What you need to do>
Lines containing "faculty" are to be counted. Give the number and nothing more.

━━━━━━━━━━━━━━━━━━━━━━━━━━━━━━

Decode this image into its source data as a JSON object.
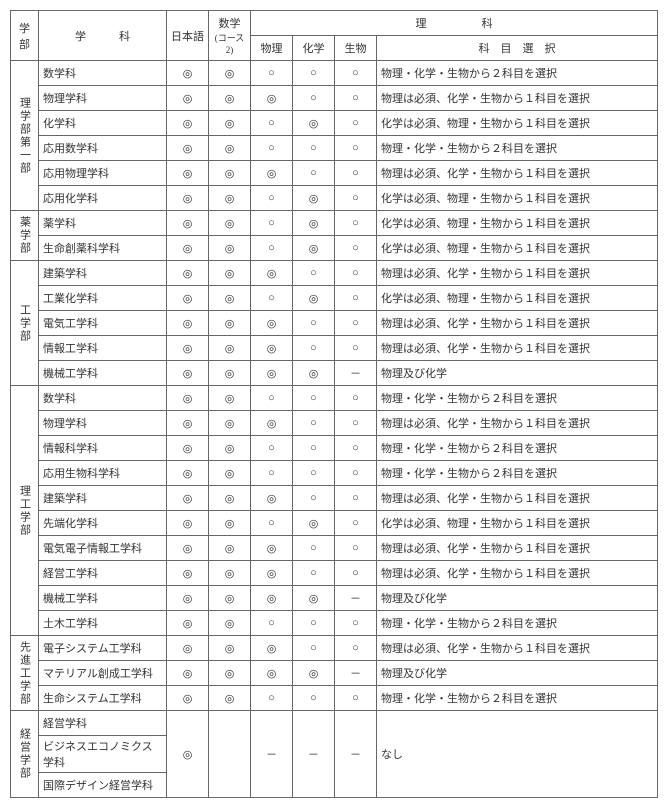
{
  "header": {
    "faculty": "学部",
    "department": "学　　　科",
    "japanese": "日本語",
    "math_top": "数学",
    "math_sub": "(コース2)",
    "science": "理　　　　　科",
    "physics": "物理",
    "chemistry": "化学",
    "biology": "生物",
    "selection": "科　目　選　択"
  },
  "symbols": {
    "req": "◎",
    "opt": "○",
    "na": "－"
  },
  "groups": [
    {
      "faculty": "理学部第一部",
      "rows": [
        {
          "dept": "数学科",
          "jp": "◎",
          "math": "◎",
          "phy": "○",
          "chem": "○",
          "bio": "○",
          "sel": "物理・化学・生物から２科目を選択"
        },
        {
          "dept": "物理学科",
          "jp": "◎",
          "math": "◎",
          "phy": "◎",
          "chem": "○",
          "bio": "○",
          "sel": "物理は必須、化学・生物から１科目を選択"
        },
        {
          "dept": "化学科",
          "jp": "◎",
          "math": "◎",
          "phy": "○",
          "chem": "◎",
          "bio": "○",
          "sel": "化学は必須、物理・生物から１科目を選択"
        },
        {
          "dept": "応用数学科",
          "jp": "◎",
          "math": "◎",
          "phy": "○",
          "chem": "○",
          "bio": "○",
          "sel": "物理・化学・生物から２科目を選択"
        },
        {
          "dept": "応用物理学科",
          "jp": "◎",
          "math": "◎",
          "phy": "◎",
          "chem": "○",
          "bio": "○",
          "sel": "物理は必須、化学・生物から１科目を選択"
        },
        {
          "dept": "応用化学科",
          "jp": "◎",
          "math": "◎",
          "phy": "○",
          "chem": "◎",
          "bio": "○",
          "sel": "化学は必須、物理・生物から１科目を選択"
        }
      ]
    },
    {
      "faculty": "薬学部",
      "rows": [
        {
          "dept": "薬学科",
          "jp": "◎",
          "math": "◎",
          "phy": "○",
          "chem": "◎",
          "bio": "○",
          "sel": "化学は必須、物理・生物から１科目を選択"
        },
        {
          "dept": "生命創薬科学科",
          "jp": "◎",
          "math": "◎",
          "phy": "○",
          "chem": "◎",
          "bio": "○",
          "sel": "化学は必須、物理・生物から１科目を選択"
        }
      ]
    },
    {
      "faculty": "工学部",
      "rows": [
        {
          "dept": "建築学科",
          "jp": "◎",
          "math": "◎",
          "phy": "◎",
          "chem": "○",
          "bio": "○",
          "sel": "物理は必須、化学・生物から１科目を選択"
        },
        {
          "dept": "工業化学科",
          "jp": "◎",
          "math": "◎",
          "phy": "○",
          "chem": "◎",
          "bio": "○",
          "sel": "化学は必須、物理・生物から１科目を選択"
        },
        {
          "dept": "電気工学科",
          "jp": "◎",
          "math": "◎",
          "phy": "◎",
          "chem": "○",
          "bio": "○",
          "sel": "物理は必須、化学・生物から１科目を選択"
        },
        {
          "dept": "情報工学科",
          "jp": "◎",
          "math": "◎",
          "phy": "◎",
          "chem": "○",
          "bio": "○",
          "sel": "物理は必須、化学・生物から１科目を選択"
        },
        {
          "dept": "機械工学科",
          "jp": "◎",
          "math": "◎",
          "phy": "◎",
          "chem": "◎",
          "bio": "－",
          "sel": "物理及び化学"
        }
      ]
    },
    {
      "faculty": "理工学部",
      "rows": [
        {
          "dept": "数学科",
          "jp": "◎",
          "math": "◎",
          "phy": "○",
          "chem": "○",
          "bio": "○",
          "sel": "物理・化学・生物から２科目を選択"
        },
        {
          "dept": "物理学科",
          "jp": "◎",
          "math": "◎",
          "phy": "◎",
          "chem": "○",
          "bio": "○",
          "sel": "物理は必須、化学・生物から１科目を選択"
        },
        {
          "dept": "情報科学科",
          "jp": "◎",
          "math": "◎",
          "phy": "○",
          "chem": "○",
          "bio": "○",
          "sel": "物理・化学・生物から２科目を選択"
        },
        {
          "dept": "応用生物科学科",
          "jp": "◎",
          "math": "◎",
          "phy": "○",
          "chem": "○",
          "bio": "○",
          "sel": "物理・化学・生物から２科目を選択"
        },
        {
          "dept": "建築学科",
          "jp": "◎",
          "math": "◎",
          "phy": "◎",
          "chem": "○",
          "bio": "○",
          "sel": "物理は必須、化学・生物から１科目を選択"
        },
        {
          "dept": "先端化学科",
          "jp": "◎",
          "math": "◎",
          "phy": "○",
          "chem": "◎",
          "bio": "○",
          "sel": "化学は必須、物理・生物から１科目を選択"
        },
        {
          "dept": "電気電子情報工学科",
          "jp": "◎",
          "math": "◎",
          "phy": "◎",
          "chem": "○",
          "bio": "○",
          "sel": "物理は必須、化学・生物から１科目を選択"
        },
        {
          "dept": "経営工学科",
          "jp": "◎",
          "math": "◎",
          "phy": "◎",
          "chem": "○",
          "bio": "○",
          "sel": "物理は必須、化学・生物から１科目を選択"
        },
        {
          "dept": "機械工学科",
          "jp": "◎",
          "math": "◎",
          "phy": "◎",
          "chem": "◎",
          "bio": "－",
          "sel": "物理及び化学"
        },
        {
          "dept": "土木工学科",
          "jp": "◎",
          "math": "◎",
          "phy": "○",
          "chem": "○",
          "bio": "○",
          "sel": "物理・化学・生物から２科目を選択"
        }
      ]
    },
    {
      "faculty": "先進工学部",
      "rows": [
        {
          "dept": "電子システム工学科",
          "jp": "◎",
          "math": "◎",
          "phy": "◎",
          "chem": "○",
          "bio": "○",
          "sel": "物理は必須、化学・生物から１科目を選択"
        },
        {
          "dept": "マテリアル創成工学科",
          "jp": "◎",
          "math": "◎",
          "phy": "◎",
          "chem": "◎",
          "bio": "－",
          "sel": "物理及び化学"
        },
        {
          "dept": "生命システム工学科",
          "jp": "◎",
          "math": "◎",
          "phy": "○",
          "chem": "○",
          "bio": "○",
          "sel": "物理・化学・生物から２科目を選択"
        }
      ]
    },
    {
      "faculty": "経営学部",
      "merged": true,
      "jp": "◎",
      "math": "",
      "phy": "－",
      "chem": "－",
      "bio": "－",
      "sel": "なし",
      "rows": [
        {
          "dept": "経営学科"
        },
        {
          "dept": "ビジネスエコノミクス学科"
        },
        {
          "dept": "国際デザイン経営学科"
        }
      ]
    }
  ]
}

━━━━━━━━━━━━━━━━━━━━━━━━━━━━━━

Solution to the problem>
7